→ SOURCE EXTRACT:
One problem that may be encountered in a formation is the presence of a layer
of
water (e.g., water layer 30) behind a reservoir of hydrocarbons. As
hydrocarbons are
produced, the water level may start advancing towards the wellbore. One zone
may start
producing water earlier than another zone. To monitor for the advancing layer
of water
30, sensors 32 (e.g., resistivity electrodes) may be used. As illustrated, the
resistivity
electrodes 32 may be arranged along a length of a portion of the casing 12 to
monitor the
resistivity-profile of the surrounding formation 16. As the water layer
advances, the
resistivity profile may change. At some point before water actually is
produced with
hydrocarbons, one or more of the flow control devices 20, 22, and 24 may be
closed. The
remaining flow control devices may remain open to allow continued production
of
hydrocarbons.

→ REQUEST 1:
Which reference numerals appear in the water-layer monitoring passage, and what part does each one label?
→ REQUEST 2:
In the water-layer monitoring passage, what may change as the water layer advances?

(Element boundary records)

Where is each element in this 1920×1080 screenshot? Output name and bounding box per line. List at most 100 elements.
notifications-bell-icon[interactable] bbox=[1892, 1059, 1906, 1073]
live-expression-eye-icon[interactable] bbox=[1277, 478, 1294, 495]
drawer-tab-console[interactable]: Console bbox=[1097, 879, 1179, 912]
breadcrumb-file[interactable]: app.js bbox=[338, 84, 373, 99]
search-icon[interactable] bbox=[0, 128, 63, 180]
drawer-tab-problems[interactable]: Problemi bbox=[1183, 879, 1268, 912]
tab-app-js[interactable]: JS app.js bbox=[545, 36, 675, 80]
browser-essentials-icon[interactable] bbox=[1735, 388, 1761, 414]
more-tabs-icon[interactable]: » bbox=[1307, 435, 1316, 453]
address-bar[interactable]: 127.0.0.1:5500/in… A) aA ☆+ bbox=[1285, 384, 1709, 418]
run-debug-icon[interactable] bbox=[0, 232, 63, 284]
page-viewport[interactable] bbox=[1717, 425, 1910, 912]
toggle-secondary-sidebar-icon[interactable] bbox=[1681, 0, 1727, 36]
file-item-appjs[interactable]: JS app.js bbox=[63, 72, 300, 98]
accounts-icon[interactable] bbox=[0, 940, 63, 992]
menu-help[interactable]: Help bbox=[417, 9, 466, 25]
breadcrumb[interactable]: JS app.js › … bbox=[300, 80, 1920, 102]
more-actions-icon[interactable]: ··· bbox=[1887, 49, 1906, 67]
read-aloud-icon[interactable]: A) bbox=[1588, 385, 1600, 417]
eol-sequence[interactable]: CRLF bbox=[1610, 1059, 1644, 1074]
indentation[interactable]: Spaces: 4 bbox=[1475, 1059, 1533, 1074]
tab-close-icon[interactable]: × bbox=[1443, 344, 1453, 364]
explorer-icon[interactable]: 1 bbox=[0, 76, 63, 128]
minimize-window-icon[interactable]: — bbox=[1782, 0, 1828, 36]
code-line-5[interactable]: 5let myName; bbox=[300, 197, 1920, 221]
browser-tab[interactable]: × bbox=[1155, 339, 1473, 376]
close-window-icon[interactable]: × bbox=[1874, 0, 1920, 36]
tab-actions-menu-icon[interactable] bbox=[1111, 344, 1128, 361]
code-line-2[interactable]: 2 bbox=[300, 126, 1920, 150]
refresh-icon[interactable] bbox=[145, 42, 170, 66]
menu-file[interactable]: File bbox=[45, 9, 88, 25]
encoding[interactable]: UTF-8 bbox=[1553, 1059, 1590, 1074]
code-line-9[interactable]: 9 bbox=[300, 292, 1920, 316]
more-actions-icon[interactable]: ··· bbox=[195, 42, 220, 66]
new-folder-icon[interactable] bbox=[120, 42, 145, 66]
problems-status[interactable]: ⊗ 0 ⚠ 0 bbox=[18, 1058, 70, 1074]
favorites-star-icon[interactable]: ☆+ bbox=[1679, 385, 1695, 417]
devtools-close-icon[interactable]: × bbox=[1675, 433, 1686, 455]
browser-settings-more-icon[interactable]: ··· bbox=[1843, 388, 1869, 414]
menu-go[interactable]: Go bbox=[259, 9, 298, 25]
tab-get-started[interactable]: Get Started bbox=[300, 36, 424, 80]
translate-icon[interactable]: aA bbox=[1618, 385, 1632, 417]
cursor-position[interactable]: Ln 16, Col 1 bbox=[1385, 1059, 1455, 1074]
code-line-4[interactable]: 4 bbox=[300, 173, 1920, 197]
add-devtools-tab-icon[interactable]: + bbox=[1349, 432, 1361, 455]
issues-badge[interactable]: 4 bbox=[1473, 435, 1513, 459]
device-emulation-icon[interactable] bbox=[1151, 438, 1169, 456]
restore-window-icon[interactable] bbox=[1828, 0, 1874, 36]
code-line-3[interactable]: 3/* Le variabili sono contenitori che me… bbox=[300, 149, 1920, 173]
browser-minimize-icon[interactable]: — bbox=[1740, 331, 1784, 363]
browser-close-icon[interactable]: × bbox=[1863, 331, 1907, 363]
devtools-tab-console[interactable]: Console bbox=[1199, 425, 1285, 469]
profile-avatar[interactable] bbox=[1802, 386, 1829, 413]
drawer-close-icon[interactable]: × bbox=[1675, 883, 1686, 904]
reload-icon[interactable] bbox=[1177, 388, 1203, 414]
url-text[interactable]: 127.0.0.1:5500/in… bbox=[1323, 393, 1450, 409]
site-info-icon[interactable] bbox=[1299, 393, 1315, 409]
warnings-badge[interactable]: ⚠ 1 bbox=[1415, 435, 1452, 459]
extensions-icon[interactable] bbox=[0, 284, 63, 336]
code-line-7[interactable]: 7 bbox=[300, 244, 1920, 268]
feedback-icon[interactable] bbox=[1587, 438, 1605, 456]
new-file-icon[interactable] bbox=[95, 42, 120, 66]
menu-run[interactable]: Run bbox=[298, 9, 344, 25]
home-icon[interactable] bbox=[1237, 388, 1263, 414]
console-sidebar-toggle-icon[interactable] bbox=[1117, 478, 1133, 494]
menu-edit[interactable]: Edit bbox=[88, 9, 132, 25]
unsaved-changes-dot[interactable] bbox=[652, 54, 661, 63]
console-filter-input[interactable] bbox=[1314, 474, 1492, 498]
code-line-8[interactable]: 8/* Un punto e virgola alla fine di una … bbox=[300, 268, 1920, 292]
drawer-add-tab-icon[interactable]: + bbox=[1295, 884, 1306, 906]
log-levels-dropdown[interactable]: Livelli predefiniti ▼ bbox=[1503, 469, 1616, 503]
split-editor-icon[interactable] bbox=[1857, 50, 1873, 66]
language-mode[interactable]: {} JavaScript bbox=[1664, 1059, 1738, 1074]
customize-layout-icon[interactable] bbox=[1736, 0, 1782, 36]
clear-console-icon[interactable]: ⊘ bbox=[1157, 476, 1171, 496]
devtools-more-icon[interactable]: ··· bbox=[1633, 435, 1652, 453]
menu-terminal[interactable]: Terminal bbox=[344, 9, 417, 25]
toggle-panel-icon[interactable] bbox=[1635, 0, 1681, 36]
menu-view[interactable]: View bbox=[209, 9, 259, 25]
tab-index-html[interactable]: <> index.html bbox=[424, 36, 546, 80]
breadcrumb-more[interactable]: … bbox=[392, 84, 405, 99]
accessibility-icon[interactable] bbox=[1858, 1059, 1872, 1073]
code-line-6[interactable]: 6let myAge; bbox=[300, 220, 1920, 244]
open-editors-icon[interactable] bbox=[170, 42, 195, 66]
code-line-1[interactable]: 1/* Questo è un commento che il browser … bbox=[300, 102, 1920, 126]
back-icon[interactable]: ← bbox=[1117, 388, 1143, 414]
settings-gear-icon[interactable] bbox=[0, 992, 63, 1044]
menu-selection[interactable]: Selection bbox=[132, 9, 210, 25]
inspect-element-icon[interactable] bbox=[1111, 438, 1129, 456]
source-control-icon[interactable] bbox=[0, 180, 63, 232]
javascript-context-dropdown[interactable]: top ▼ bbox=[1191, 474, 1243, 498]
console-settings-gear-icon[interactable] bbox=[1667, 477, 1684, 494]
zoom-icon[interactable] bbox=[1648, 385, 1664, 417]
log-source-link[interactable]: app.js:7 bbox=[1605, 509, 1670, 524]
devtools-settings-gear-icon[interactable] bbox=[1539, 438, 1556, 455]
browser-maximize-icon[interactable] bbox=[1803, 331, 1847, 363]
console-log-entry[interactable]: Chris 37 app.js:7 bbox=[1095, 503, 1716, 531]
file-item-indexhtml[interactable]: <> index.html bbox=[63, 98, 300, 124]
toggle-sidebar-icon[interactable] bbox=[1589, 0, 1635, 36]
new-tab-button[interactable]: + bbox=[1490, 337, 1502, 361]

→ RIGHT ANSWER 1:
12: casing
16: surrounding formation
20, 22, and 24: flow control devices
30: water layer
32: sensors (resistivity electrodes)

→ RIGHT ANSWER 2:
The resistivity profile may change.